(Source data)

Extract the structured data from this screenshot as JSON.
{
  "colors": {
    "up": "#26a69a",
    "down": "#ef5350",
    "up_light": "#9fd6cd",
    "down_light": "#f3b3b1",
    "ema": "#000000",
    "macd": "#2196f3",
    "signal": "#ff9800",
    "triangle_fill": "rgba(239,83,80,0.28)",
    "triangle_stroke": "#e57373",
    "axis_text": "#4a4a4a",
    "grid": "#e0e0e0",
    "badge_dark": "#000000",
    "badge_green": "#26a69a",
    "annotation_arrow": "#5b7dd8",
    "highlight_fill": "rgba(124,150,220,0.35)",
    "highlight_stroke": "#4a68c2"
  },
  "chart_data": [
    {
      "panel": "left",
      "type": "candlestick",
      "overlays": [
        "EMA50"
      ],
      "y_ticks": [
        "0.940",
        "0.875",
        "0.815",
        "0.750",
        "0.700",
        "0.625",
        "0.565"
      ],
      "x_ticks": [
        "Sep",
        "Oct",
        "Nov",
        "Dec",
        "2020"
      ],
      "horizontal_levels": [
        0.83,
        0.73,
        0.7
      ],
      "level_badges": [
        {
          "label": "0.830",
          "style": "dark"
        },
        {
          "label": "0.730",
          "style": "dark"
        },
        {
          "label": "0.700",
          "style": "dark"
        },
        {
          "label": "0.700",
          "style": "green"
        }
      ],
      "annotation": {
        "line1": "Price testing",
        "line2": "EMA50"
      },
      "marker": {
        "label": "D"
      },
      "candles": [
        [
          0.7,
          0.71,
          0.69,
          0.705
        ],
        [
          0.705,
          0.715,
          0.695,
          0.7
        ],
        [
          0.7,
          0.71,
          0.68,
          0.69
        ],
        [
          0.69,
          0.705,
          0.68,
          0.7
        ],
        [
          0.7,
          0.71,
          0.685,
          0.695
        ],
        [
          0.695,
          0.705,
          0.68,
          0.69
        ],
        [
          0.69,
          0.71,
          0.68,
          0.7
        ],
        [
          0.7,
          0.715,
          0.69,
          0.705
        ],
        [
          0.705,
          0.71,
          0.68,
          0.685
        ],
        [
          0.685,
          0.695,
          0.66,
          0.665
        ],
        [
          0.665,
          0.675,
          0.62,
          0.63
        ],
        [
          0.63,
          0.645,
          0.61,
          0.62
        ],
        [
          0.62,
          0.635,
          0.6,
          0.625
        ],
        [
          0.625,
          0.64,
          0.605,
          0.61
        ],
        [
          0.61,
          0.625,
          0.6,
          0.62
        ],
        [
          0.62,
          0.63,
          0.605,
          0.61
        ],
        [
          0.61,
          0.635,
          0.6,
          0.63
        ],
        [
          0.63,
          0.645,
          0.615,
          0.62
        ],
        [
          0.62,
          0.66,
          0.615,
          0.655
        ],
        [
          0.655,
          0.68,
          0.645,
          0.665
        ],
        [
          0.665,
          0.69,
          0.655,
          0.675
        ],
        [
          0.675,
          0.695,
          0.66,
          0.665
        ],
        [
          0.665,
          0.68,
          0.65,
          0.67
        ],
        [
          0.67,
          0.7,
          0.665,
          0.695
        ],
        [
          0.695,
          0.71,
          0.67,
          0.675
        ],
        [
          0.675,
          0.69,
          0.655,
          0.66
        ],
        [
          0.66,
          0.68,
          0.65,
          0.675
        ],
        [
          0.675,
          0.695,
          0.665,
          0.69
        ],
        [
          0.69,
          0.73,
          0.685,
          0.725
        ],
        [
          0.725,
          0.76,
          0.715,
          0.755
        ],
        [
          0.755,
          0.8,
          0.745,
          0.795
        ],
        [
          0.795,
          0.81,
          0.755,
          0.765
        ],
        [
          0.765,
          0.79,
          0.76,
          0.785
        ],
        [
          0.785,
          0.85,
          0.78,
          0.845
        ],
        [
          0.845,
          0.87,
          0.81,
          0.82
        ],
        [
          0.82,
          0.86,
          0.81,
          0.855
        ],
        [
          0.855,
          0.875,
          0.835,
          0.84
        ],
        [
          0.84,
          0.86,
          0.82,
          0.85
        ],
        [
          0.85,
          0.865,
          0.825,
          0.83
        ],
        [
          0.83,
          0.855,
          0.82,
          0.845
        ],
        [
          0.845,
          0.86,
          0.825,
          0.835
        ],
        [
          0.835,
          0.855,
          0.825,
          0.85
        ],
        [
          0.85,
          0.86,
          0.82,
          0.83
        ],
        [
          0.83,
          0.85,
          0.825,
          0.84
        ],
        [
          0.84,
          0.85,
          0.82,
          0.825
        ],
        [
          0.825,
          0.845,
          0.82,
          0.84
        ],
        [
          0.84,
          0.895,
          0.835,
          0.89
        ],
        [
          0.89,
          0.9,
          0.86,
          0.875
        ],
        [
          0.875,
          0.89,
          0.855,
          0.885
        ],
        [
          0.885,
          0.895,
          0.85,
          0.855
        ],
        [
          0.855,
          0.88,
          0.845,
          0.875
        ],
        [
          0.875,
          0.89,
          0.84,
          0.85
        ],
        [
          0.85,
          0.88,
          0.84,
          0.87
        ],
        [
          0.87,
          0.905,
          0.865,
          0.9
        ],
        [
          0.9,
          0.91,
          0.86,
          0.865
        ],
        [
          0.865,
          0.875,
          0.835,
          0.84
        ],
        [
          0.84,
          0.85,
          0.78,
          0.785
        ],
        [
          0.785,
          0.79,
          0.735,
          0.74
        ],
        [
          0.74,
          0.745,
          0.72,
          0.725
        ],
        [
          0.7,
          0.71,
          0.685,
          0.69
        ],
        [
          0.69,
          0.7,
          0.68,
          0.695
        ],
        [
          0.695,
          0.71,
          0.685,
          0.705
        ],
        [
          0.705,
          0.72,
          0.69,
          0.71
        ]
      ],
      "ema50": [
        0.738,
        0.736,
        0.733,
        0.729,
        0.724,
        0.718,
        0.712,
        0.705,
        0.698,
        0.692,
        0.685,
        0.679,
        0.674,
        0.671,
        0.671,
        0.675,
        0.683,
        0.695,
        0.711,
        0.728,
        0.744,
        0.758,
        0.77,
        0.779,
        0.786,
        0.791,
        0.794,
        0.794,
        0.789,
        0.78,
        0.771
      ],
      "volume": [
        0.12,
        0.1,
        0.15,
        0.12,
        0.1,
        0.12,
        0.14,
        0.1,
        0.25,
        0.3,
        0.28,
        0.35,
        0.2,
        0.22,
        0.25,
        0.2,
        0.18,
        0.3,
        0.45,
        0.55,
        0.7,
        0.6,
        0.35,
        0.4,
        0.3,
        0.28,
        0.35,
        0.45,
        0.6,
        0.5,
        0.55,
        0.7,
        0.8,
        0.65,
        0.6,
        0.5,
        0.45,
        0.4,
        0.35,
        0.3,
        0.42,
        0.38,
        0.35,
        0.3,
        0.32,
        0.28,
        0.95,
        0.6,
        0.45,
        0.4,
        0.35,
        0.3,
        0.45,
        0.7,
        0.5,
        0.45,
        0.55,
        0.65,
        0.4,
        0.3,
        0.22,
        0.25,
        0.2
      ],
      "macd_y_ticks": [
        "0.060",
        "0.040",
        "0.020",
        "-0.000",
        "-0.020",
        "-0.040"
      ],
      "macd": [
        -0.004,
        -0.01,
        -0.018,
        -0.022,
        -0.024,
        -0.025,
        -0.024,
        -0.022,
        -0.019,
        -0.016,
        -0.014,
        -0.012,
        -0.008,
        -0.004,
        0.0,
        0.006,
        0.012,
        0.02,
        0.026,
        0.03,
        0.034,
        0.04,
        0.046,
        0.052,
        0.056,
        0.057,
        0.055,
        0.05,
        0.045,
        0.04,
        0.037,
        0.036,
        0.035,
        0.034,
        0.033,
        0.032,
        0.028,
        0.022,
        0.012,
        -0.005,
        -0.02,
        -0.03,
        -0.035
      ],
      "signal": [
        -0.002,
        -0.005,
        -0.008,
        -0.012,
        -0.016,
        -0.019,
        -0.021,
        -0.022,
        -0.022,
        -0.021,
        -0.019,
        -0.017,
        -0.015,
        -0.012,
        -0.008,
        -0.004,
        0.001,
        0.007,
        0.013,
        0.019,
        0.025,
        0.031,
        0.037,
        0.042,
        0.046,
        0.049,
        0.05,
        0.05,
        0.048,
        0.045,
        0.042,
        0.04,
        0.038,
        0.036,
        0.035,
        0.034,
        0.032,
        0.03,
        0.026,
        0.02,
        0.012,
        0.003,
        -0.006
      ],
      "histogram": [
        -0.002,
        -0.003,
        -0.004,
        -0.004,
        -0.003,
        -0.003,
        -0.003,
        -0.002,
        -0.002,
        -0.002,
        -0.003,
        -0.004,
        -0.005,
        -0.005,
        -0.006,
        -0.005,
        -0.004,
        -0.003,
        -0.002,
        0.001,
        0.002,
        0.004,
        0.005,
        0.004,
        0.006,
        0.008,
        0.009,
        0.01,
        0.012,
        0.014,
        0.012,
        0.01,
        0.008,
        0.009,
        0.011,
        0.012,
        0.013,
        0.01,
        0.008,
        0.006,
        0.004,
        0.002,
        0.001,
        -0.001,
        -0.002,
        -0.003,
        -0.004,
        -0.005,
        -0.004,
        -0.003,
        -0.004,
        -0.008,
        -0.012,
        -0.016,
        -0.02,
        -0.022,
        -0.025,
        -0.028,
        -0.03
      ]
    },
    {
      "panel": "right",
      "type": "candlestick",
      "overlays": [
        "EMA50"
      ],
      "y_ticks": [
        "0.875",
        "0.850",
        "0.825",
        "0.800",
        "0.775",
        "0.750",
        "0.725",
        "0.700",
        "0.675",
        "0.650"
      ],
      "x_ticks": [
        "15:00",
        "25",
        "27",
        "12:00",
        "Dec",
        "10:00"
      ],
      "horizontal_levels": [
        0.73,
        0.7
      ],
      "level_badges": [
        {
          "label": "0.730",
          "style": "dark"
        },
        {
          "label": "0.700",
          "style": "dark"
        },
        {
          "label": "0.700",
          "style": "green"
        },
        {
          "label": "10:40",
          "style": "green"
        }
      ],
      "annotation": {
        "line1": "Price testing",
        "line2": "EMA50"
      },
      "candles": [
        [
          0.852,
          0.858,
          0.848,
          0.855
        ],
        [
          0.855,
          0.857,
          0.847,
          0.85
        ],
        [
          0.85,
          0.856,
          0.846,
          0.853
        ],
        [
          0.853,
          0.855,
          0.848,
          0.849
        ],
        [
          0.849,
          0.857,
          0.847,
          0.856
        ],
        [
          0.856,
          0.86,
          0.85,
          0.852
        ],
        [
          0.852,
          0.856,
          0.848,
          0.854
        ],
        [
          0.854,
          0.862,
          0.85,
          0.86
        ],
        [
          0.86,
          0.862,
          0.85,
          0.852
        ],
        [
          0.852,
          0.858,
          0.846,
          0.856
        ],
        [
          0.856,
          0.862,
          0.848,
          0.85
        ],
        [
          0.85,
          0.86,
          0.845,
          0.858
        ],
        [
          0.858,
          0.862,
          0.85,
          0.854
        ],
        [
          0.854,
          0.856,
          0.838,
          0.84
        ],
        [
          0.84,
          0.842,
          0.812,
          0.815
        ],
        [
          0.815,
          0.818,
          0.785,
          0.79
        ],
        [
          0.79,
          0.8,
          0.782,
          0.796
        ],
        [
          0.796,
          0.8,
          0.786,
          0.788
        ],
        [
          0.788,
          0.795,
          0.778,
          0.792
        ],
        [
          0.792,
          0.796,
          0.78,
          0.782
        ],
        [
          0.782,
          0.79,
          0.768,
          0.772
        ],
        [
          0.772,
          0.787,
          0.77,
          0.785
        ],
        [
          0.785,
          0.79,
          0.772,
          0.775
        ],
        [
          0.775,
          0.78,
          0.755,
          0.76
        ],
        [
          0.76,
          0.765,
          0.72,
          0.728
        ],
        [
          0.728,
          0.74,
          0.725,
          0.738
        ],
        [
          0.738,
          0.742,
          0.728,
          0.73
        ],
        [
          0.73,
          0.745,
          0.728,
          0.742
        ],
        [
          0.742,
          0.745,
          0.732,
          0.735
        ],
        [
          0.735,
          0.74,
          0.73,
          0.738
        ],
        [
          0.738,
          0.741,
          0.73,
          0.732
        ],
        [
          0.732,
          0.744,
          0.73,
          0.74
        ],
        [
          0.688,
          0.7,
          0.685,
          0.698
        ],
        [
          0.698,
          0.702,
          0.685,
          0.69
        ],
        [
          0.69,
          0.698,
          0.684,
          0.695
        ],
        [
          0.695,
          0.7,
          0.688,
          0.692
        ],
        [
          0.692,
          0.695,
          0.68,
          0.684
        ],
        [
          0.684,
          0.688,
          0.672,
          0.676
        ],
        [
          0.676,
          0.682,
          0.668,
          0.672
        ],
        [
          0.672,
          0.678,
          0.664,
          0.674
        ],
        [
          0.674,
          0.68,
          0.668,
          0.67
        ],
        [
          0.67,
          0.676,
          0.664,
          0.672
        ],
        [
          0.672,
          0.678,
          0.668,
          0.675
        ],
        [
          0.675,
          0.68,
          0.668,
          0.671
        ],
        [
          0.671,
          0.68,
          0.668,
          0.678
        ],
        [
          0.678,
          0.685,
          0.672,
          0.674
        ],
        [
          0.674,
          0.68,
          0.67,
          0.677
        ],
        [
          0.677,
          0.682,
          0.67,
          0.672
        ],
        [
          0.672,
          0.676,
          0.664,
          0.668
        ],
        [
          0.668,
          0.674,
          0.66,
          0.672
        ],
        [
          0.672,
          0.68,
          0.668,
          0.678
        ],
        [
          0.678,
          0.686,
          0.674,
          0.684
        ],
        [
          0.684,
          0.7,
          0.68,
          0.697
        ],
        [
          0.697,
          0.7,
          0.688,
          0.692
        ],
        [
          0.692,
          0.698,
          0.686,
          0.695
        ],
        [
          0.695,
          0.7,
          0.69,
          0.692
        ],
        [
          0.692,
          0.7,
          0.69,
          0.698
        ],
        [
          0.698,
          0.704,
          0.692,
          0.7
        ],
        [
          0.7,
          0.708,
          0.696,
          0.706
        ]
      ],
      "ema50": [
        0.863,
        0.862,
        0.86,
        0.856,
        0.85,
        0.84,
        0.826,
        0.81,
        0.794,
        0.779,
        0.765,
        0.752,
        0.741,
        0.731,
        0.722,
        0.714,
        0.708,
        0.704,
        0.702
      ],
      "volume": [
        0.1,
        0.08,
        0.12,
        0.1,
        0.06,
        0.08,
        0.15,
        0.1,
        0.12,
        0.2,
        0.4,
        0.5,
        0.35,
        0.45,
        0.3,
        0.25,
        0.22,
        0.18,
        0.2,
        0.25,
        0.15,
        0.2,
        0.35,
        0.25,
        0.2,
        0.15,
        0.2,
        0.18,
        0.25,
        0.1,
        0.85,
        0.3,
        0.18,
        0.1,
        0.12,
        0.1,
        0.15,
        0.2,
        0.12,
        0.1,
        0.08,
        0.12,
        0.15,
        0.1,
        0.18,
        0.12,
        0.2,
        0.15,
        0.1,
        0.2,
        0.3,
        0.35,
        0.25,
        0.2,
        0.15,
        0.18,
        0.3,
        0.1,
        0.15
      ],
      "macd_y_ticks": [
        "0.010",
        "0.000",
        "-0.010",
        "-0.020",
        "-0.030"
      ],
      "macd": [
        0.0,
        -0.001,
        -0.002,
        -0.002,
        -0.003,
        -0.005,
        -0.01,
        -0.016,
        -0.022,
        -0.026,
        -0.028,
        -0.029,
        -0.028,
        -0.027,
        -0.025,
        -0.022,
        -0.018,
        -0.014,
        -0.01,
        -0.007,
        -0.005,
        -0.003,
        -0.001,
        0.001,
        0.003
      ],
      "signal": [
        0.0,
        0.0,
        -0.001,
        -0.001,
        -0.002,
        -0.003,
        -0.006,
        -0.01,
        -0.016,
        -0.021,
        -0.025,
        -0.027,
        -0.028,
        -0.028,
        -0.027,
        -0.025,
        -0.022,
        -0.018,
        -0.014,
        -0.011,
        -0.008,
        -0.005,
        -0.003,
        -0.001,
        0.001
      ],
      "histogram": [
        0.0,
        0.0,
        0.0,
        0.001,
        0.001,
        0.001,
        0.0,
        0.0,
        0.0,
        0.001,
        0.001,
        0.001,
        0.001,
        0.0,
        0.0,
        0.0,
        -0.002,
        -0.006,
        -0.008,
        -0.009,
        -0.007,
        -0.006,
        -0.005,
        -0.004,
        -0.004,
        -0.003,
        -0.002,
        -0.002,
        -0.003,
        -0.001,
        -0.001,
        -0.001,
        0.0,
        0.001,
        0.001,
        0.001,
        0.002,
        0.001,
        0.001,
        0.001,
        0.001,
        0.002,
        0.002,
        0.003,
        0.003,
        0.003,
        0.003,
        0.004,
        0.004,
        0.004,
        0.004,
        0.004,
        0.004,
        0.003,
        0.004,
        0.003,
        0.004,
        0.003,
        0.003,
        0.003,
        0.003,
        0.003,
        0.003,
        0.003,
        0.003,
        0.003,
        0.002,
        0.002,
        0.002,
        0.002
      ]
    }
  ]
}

* The task *
Find and copy every line in the entries above where the string "rgba" occurs.

* Response to this task *
    "triangle_fill": "rgba(239,83,80,0.28)",
    "highlight_fill": "rgba(124,150,220,0.35)",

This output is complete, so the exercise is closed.